Data for the task:
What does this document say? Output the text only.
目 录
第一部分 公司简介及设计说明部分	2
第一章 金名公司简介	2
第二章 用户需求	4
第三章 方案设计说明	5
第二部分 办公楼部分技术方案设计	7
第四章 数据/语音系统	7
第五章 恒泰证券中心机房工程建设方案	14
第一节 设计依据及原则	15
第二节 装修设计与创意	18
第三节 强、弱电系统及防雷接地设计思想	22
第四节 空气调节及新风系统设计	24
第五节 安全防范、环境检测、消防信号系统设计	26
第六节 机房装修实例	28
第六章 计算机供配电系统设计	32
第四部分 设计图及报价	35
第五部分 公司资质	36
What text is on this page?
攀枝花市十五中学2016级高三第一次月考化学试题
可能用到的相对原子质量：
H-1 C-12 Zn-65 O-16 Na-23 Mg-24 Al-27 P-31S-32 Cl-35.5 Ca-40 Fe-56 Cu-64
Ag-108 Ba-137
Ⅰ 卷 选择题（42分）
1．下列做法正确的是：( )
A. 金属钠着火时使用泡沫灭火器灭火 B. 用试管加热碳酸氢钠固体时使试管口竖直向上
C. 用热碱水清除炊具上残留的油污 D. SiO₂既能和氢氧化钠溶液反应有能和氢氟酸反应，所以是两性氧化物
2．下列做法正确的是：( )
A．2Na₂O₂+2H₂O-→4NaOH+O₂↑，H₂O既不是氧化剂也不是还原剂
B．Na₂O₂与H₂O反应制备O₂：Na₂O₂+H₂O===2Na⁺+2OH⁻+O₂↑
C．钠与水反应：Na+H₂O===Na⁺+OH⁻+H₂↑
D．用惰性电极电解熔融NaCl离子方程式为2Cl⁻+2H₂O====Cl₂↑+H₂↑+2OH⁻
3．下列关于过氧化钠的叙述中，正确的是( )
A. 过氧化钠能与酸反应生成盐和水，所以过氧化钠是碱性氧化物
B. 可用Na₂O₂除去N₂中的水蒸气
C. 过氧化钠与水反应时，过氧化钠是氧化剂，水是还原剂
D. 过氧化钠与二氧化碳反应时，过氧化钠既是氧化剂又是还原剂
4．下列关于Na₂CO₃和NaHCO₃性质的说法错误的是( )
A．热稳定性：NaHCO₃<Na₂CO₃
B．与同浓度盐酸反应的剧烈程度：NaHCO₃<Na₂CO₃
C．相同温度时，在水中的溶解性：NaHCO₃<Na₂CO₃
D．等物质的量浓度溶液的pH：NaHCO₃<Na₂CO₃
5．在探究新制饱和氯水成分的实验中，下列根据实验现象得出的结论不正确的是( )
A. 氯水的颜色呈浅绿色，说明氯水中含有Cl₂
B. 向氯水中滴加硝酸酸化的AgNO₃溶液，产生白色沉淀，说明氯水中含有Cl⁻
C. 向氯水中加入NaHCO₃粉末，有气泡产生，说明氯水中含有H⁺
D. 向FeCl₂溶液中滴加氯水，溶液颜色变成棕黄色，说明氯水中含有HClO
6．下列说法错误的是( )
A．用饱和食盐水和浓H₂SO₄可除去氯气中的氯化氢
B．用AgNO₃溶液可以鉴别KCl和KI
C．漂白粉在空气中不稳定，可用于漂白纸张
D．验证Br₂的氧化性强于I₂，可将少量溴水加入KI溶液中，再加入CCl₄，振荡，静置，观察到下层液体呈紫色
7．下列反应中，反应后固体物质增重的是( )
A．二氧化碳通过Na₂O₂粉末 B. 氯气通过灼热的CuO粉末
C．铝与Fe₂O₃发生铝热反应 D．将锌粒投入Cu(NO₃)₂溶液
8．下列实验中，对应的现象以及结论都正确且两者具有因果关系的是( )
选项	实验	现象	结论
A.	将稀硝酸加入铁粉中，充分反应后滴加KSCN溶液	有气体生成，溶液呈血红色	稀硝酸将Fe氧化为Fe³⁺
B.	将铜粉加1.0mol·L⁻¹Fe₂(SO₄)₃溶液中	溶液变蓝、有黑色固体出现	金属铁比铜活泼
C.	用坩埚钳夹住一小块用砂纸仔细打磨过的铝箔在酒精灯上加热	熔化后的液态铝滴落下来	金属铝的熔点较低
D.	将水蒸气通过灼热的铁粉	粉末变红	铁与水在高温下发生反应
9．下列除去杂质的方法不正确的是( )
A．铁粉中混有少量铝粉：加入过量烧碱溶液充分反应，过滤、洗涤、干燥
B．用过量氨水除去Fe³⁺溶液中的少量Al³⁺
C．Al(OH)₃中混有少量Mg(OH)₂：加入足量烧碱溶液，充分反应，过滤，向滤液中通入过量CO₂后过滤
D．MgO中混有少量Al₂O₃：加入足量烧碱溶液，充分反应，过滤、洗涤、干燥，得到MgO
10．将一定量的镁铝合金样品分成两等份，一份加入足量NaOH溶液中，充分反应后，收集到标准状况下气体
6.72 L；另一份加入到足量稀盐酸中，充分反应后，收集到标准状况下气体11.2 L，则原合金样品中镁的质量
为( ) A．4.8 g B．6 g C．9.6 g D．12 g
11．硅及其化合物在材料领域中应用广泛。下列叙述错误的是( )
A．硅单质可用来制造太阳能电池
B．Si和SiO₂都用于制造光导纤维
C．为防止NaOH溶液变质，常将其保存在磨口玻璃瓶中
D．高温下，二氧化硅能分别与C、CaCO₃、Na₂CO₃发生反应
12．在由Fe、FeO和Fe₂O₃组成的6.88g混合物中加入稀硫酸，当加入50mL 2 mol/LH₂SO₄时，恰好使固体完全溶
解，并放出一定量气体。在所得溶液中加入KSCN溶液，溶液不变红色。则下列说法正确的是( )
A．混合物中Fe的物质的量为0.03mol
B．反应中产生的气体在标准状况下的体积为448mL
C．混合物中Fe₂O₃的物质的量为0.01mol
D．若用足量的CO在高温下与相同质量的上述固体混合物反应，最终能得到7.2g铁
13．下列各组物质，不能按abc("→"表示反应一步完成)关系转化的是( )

Short problem: Make an exact copy of all the data.

Task result:
What does this document say? Output the text only.
目 录
第一部分 公司简介及设计说明部分	2
第一章 金名公司简介	2
第二章 用户需求	4
第三章 方案设计说明	5
第二部分 办公楼部分技术方案设计	7
第四章 数据/语音系统	7
第五章 恒泰证券中心机房工程建设方案	14
第一节 设计依据及原则	15
第二节 装修设计与创意	18
第三节 强、弱电系统及防雷接地设计思想	22
第四节 空气调节及新风系统设计	24
第五节 安全防范、环境检测、消防信号系统设计	26
第六节 机房装修实例	28
第六章 计算机供配电系统设计	32
第四部分 设计图及报价	35
第五部分 公司资质	36
What text is on this page?
攀枝花市十五中学2016级高三第一次月考化学试题
可能用到的相对原子质量：
H-1 C-12 Zn-65 O-16 Na-23 Mg-24 Al-27 P-31S-32 Cl-35.5 Ca-40 Fe-56 Cu-64
Ag-108 Ba-137
Ⅰ 卷 选择题（42分）
1．下列做法正确的是：( )
A. 金属钠着火时使用泡沫灭火器灭火 B. 用试管加热碳酸氢钠固体时使试管口竖直向上
C. 用热碱水清除炊具上残留的油污 D. SiO₂既能和氢氧化钠溶液反应有能和氢氟酸反应，所以是两性氧化物
2．下列做法正确的是：( )
A．2Na₂O₂+2H₂O-→4NaOH+O₂↑，H₂O既不是氧化剂也不是还原剂
B．Na₂O₂与H₂O反应制备O₂：Na₂O₂+H₂O===2Na⁺+2OH⁻+O₂↑
C．钠与水反应：Na+H₂O===Na⁺+OH⁻+H₂↑
D．用惰性电极电解熔融NaCl离子方程式为2Cl⁻+2H₂O====Cl₂↑+H₂↑+2OH⁻
3．下列关于过氧化钠的叙述中，正确的是( )
A. 过氧化钠能与酸反应生成盐和水，所以过氧化钠是碱性氧化物
B. 可用Na₂O₂除去N₂中的水蒸气
C. 过氧化钠与水反应时，过氧化钠是氧化剂，水是还原剂
D. 过氧化钠与二氧化碳反应时，过氧化钠既是氧化剂又是还原剂
4．下列关于Na₂CO₃和NaHCO₃性质的说法错误的是( )
A．热稳定性：NaHCO₃<Na₂CO₃
B．与同浓度盐酸反应的剧烈程度：NaHCO₃<Na₂CO₃
C．相同温度时，在水中的溶解性：NaHCO₃<Na₂CO₃
D．等物质的量浓度溶液的pH：NaHCO₃<Na₂CO₃
5．在探究新制饱和氯水成分的实验中，下列根据实验现象得出的结论不正确的是( )
A. 氯水的颜色呈浅绿色，说明氯水中含有Cl₂
B. 向氯水中滴加硝酸酸化的AgNO₃溶液，产生白色沉淀，说明氯水中含有Cl⁻
C. 向氯水中加入NaHCO₃粉末，有气泡产生，说明氯水中含有H⁺
D. 向FeCl₂溶液中滴加氯水，溶液颜色变成棕黄色，说明氯水中含有HClO
6．下列说法错误的是( )
A．用饱和食盐水和浓H₂SO₄可除去氯气中的氯化氢
B．用AgNO₃溶液可以鉴别KCl和KI
C．漂白粉在空气中不稳定，可用于漂白纸张
D．验证Br₂的氧化性强于I₂，可将少量溴水加入KI溶液中，再加入CCl₄，振荡，静置，观察到下层液体呈紫色
7．下列反应中，反应后固体物质增重的是( )
A．二氧化碳通过Na₂O₂粉末 B. 氯气通过灼热的CuO粉末
C．铝与Fe₂O₃发生铝热反应 D．将锌粒投入Cu(NO₃)₂溶液
8．下列实验中，对应的现象以及结论都正确且两者具有因果关系的是( )
选项	实验	现象	结论
A.	将稀硝酸加入铁粉中，充分反应后滴加KSCN溶液	有气体生成，溶液呈血红色	稀硝酸将Fe氧化为Fe³⁺
B.	将铜粉加1.0mol·L⁻¹Fe₂(SO₄)₃溶液中	溶液变蓝、有黑色固体出现	金属铁比铜活泼
C.	用坩埚钳夹住一小块用砂纸仔细打磨过的铝箔在酒精灯上加热	熔化后的液态铝滴落下来	金属铝的熔点较低
D.	将水蒸气通过灼热的铁粉	粉末变红	铁与水在高温下发生反应
9．下列除去杂质的方法不正确的是( )
A．铁粉中混有少量铝粉：加入过量烧碱溶液充分反应，过滤、洗涤、干燥
B．用过量氨水除去Fe³⁺溶液中的少量Al³⁺
C．Al(OH)₃中混有少量Mg(OH)₂：加入足量烧碱溶液，充分反应，过滤，向滤液中通入过量CO₂后过滤
D．MgO中混有少量Al₂O₃：加入足量烧碱溶液，充分反应，过滤、洗涤、干燥，得到MgO
10．将一定量的镁铝合金样品分成两等份，一份加入足量NaOH溶液中，充分反应后，收集到标准状况下气体
6.72 L；另一份加入到足量稀盐酸中，充分反应后，收集到标准状况下气体11.2 L，则原合金样品中镁的质量
为( ) A．4.8 g B．6 g C．9.6 g D．12 g
11．硅及其化合物在材料领域中应用广泛。下列叙述错误的是( )
A．硅单质可用来制造太阳能电池
B．Si和SiO₂都用于制造光导纤维
C．为防止NaOH溶液变质，常将其保存在磨口玻璃瓶中
D．高温下，二氧化硅能分别与C、CaCO₃、Na₂CO₃发生反应
12．在由Fe、FeO和Fe₂O₃组成的6.88g混合物中加入稀硫酸，当加入50mL 2 mol/LH₂SO₄时，恰好使固体完全溶
解，并放出一定量气体。在所得溶液中加入KSCN溶液，溶液不变红色。则下列说法正确的是( )
A．混合物中Fe的物质的量为0.03mol
B．反应中产生的气体在标准状况下的体积为448mL
C．混合物中Fe₂O₃的物质的量为0.01mol
D．若用足量的CO在高温下与相同质量的上述固体混合物反应，最终能得到7.2g铁
13．下列各组物质，不能按abc("→"表示反应一步完成)关系转化的是( )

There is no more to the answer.